··· Data provided ···

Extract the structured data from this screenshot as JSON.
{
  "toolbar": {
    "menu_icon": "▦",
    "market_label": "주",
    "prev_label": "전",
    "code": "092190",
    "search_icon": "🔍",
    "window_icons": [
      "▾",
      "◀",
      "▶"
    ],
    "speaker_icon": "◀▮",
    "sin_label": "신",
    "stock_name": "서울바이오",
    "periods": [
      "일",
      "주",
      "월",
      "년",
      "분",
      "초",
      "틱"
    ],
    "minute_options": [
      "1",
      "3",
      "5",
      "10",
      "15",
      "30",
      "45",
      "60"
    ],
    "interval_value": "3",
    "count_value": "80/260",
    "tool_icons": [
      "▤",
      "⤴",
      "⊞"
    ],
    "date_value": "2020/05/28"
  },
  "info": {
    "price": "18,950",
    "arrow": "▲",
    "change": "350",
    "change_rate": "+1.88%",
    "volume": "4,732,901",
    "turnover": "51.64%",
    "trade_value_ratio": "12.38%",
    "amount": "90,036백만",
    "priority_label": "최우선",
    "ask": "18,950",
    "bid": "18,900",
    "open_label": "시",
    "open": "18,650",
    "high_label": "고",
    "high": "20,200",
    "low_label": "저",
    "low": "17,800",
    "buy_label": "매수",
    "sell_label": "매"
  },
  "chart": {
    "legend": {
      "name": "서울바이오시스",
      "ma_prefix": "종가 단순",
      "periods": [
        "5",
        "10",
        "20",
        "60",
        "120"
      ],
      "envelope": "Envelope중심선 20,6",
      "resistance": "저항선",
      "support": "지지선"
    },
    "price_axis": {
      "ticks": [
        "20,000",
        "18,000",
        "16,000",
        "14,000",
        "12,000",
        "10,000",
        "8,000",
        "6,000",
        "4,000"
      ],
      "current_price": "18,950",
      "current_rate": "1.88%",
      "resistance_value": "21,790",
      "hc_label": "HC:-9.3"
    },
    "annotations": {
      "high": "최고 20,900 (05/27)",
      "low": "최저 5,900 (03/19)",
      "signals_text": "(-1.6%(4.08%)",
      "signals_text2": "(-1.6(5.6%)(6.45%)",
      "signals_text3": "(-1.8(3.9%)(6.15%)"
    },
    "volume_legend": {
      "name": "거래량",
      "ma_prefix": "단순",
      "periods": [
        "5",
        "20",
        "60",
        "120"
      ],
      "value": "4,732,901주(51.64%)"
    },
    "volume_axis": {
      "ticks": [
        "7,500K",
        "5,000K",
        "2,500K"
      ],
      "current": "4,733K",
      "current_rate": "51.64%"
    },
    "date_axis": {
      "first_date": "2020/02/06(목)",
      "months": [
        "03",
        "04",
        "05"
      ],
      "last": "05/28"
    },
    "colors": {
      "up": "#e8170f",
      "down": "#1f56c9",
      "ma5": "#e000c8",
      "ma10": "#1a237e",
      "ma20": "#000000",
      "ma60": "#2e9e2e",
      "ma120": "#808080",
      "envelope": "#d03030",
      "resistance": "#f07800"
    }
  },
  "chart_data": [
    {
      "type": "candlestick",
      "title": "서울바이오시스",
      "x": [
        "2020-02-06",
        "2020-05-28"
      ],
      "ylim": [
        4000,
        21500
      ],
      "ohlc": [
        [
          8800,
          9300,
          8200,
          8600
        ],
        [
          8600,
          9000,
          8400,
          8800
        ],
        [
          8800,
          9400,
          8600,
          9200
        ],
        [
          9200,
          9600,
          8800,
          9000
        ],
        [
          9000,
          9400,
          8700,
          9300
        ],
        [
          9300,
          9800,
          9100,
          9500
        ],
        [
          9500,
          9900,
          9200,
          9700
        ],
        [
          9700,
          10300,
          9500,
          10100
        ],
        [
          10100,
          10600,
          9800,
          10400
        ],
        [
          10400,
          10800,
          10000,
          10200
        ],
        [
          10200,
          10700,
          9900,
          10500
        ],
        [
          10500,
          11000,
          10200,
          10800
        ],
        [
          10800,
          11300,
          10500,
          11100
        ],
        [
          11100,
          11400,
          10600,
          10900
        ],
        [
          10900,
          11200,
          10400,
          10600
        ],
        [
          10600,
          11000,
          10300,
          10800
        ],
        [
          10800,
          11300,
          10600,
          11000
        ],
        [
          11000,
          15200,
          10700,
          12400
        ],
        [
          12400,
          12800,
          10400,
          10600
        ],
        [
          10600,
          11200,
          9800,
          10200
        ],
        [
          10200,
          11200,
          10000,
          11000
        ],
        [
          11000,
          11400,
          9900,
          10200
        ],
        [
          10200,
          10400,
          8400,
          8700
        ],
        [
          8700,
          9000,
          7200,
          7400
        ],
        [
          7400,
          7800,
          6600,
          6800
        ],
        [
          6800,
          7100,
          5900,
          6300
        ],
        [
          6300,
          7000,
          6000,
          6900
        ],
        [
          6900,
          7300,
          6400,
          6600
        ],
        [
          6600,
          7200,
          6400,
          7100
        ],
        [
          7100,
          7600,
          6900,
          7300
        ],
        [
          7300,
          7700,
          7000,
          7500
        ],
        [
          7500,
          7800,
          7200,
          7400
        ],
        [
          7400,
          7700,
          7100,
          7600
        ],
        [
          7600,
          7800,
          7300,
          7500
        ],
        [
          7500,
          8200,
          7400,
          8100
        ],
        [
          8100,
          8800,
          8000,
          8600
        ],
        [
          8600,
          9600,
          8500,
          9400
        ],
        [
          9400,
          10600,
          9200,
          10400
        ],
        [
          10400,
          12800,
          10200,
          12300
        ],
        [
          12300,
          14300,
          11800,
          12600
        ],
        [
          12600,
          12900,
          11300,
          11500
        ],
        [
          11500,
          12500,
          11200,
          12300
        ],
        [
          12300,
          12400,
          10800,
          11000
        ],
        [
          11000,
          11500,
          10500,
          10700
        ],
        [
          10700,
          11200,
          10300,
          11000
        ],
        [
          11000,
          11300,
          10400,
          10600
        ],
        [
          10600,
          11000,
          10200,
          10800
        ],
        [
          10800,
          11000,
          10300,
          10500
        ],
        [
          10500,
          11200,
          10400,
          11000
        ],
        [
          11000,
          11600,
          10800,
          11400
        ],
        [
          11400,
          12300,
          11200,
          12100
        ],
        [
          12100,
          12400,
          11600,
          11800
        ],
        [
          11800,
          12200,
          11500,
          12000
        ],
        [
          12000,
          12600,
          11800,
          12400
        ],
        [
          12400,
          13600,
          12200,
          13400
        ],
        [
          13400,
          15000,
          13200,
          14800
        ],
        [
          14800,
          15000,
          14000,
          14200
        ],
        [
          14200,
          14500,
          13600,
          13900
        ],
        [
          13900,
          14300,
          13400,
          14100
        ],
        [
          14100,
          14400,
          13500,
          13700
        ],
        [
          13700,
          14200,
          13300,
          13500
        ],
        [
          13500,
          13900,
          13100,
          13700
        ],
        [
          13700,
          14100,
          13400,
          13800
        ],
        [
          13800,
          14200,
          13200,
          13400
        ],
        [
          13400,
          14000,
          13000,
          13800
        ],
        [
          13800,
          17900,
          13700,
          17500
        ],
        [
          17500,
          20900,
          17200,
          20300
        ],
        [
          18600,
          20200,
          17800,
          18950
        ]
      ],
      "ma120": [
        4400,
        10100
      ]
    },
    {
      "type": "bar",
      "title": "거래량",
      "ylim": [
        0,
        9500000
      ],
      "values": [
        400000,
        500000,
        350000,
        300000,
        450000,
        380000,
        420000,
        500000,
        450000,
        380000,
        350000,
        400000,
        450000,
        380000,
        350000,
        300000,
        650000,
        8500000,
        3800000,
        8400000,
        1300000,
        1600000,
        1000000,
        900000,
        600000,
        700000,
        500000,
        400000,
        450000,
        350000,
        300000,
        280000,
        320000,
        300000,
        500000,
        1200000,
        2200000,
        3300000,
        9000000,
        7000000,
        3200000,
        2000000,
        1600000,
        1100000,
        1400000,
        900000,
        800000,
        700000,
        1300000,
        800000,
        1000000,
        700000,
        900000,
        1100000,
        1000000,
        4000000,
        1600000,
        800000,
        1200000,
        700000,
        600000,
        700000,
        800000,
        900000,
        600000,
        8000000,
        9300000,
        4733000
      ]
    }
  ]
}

···

Objective -> Go over the entries above and say how many lines hold the string "envelope", with no other text.

Response for this exercise -> 2